======== Task material
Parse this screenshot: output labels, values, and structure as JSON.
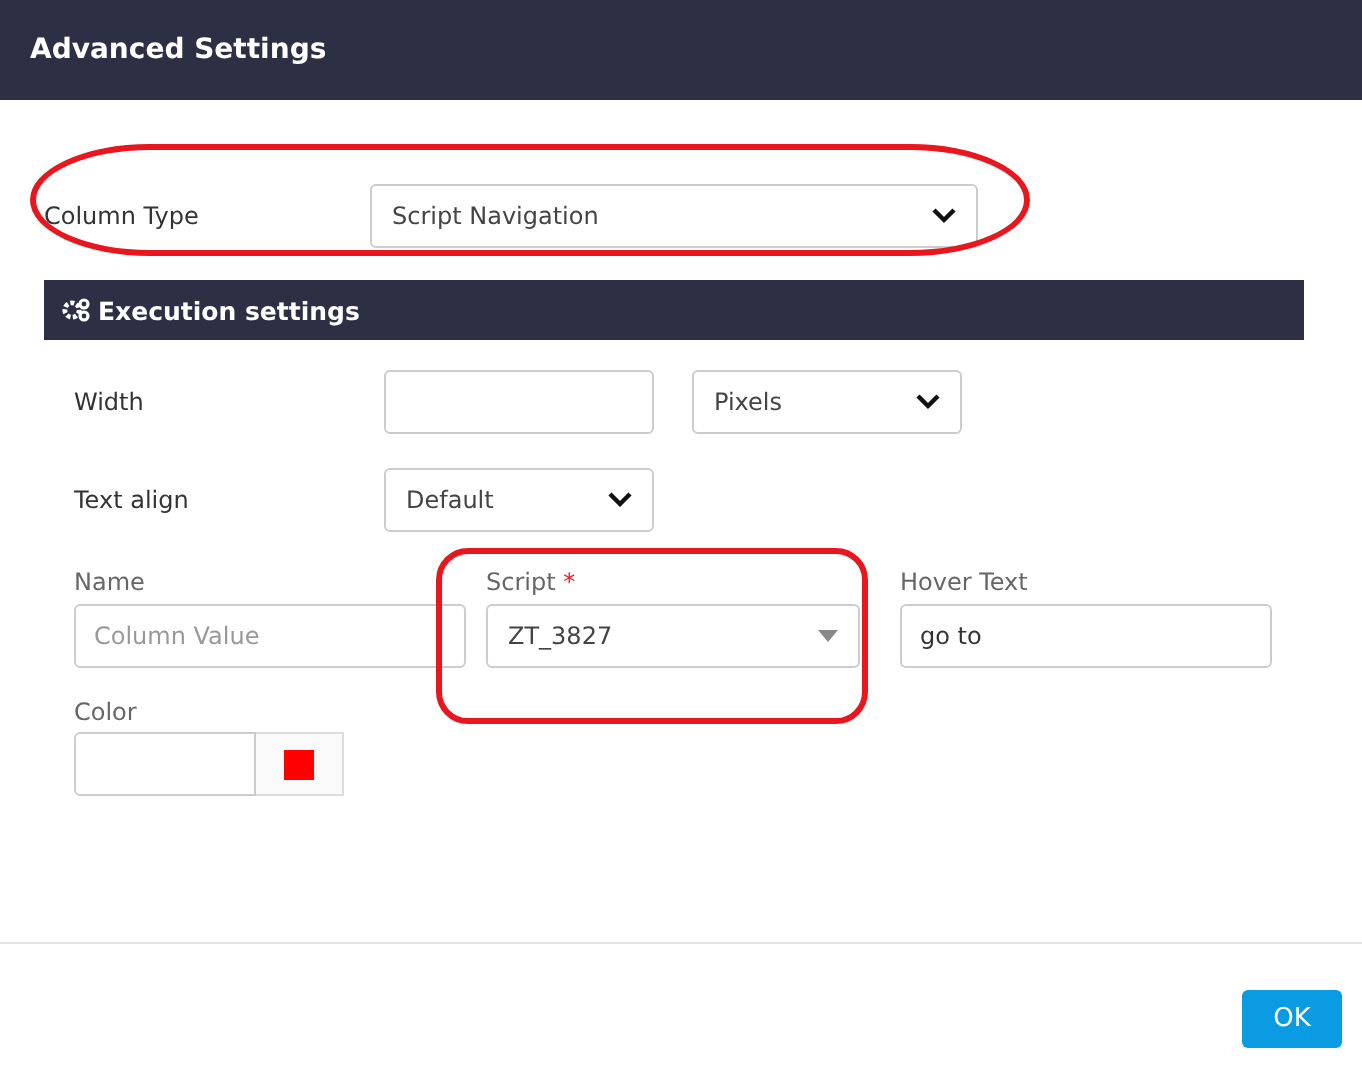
{
  "window": {
    "title": "Advanced Settings"
  },
  "column_type": {
    "label": "Column Type",
    "value": "Script Navigation",
    "highlighted": true
  },
  "section": {
    "title": "Execution settings"
  },
  "width": {
    "label": "Width",
    "value_unit": "Pixels"
  },
  "text_align": {
    "label": "Text align",
    "value": "Default"
  },
  "name": {
    "label": "Name",
    "placeholder": "Column Value"
  },
  "script": {
    "label": "Script",
    "required_mark": "*",
    "value": "ZT_3827",
    "highlighted": true
  },
  "hover_text": {
    "label": "Hover Text",
    "value": "go to"
  },
  "color": {
    "label": "Color",
    "color": "#ff0000"
  },
  "buttons": [
    "OK"
  ]
}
================
• _Problem description_:
Copy the entries above faithfully and omit every image.

• _Answer to the task_:
Parse this screenshot: output labels, values, and structure as JSON.
{
  "window": {
    "title": "Advanced Settings"
  },
  "column_type": {
    "label": "Column Type",
    "value": "Script Navigation",
    "highlighted": true
  },
  "section": {
    "title": "Execution settings"
  },
  "width": {
    "label": "Width",
    "value_unit": "Pixels"
  },
  "text_align": {
    "label": "Text align",
    "value": "Default"
  },
  "name": {
    "label": "Name",
    "placeholder": "Column Value"
  },
  "script": {
    "label": "Script",
    "required_mark": "*",
    "value": "ZT_3827",
    "highlighted": true
  },
  "hover_text": {
    "label": "Hover Text",
    "value": "go to"
  },
  "color": {
    "label": "Color",
    "color": "#ff0000"
  },
  "buttons": [
    "OK"
  ]
}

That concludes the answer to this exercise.